- _TASK_
Copy out each of the rows below word for word, and leave the picture out.

- _EXERCISE INPUT_
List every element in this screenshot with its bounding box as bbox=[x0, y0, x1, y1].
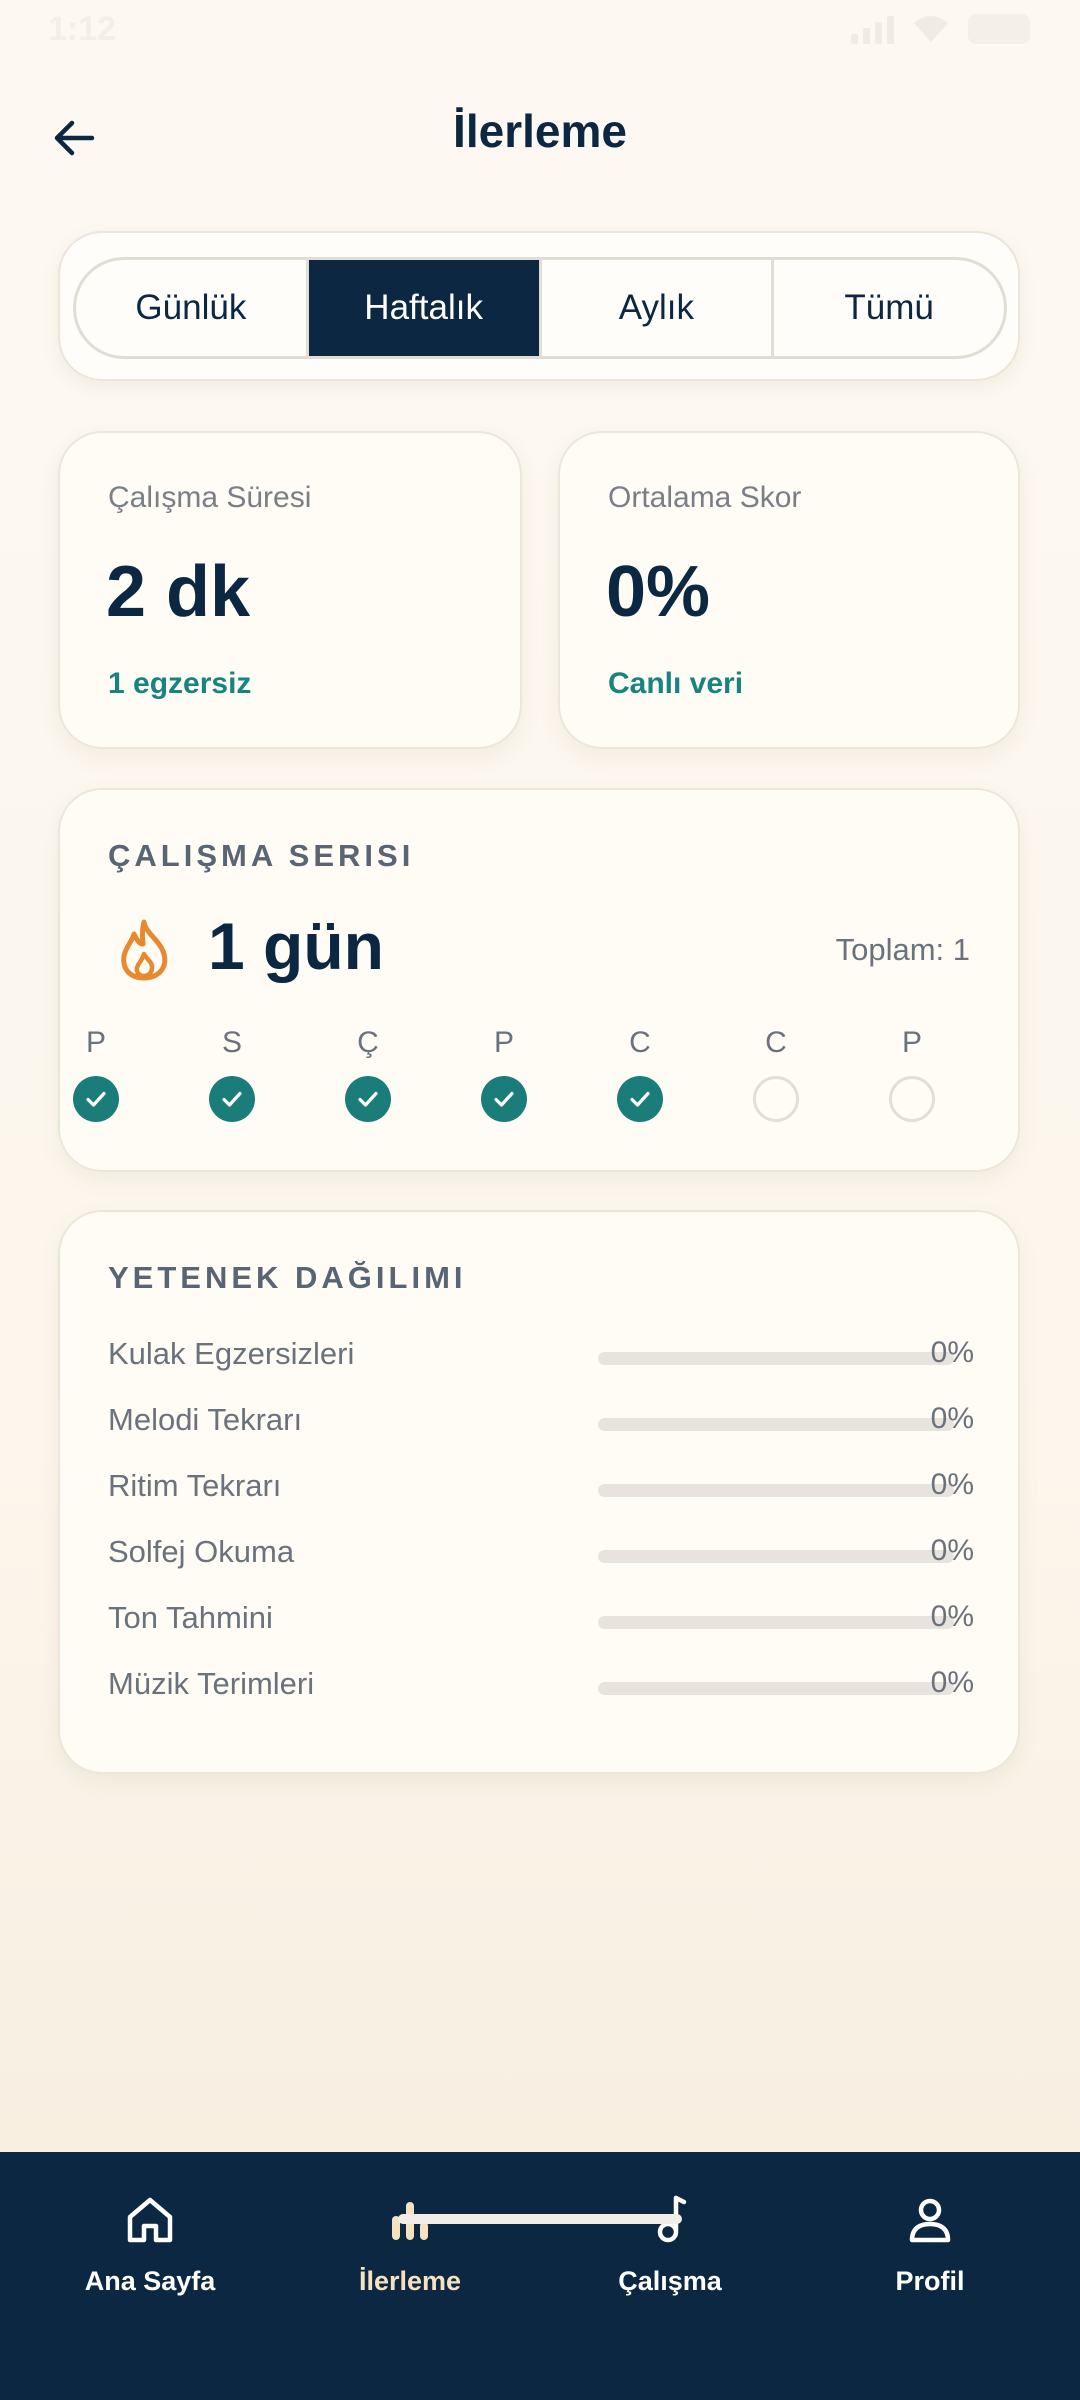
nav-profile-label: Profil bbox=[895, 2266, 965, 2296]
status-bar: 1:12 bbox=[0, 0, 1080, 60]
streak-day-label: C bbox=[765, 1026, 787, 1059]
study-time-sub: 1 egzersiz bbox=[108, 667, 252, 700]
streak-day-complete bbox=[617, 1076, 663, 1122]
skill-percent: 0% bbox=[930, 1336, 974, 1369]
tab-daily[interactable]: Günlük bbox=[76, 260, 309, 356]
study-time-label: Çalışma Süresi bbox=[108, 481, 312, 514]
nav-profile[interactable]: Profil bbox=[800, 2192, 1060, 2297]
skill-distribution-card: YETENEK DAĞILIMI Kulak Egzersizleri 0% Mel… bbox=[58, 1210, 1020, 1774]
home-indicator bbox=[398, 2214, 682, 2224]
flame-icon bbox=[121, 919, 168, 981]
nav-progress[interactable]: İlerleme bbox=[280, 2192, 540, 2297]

- _RESPONSE TO THIS TASK_
List every element in this screenshot with its bounding box as bbox=[x0, y0, x1, y1].
nav-profile-label: Profil bbox=[895, 2266, 965, 2296]
status-bar: 1:12 bbox=[0, 0, 1080, 60]
streak-day-label: C bbox=[765, 1026, 787, 1059]
study-time-sub: 1 egzersiz bbox=[108, 667, 252, 700]
streak-day-complete bbox=[617, 1076, 663, 1122]
skill-percent: 0% bbox=[930, 1336, 974, 1369]
tab-daily[interactable]: Günlük bbox=[76, 260, 309, 356]
study-time-label: Çalışma Süresi bbox=[108, 481, 312, 514]
nav-profile[interactable]: Profil bbox=[800, 2192, 1060, 2297]
skill-distribution-card: YETENEK DAĞILIMI Kulak Egzersizleri 0% Mel… bbox=[58, 1210, 1020, 1774]
home-indicator bbox=[398, 2214, 682, 2224]
flame-icon bbox=[121, 919, 168, 981]
nav-progress[interactable]: İlerleme bbox=[280, 2192, 540, 2297]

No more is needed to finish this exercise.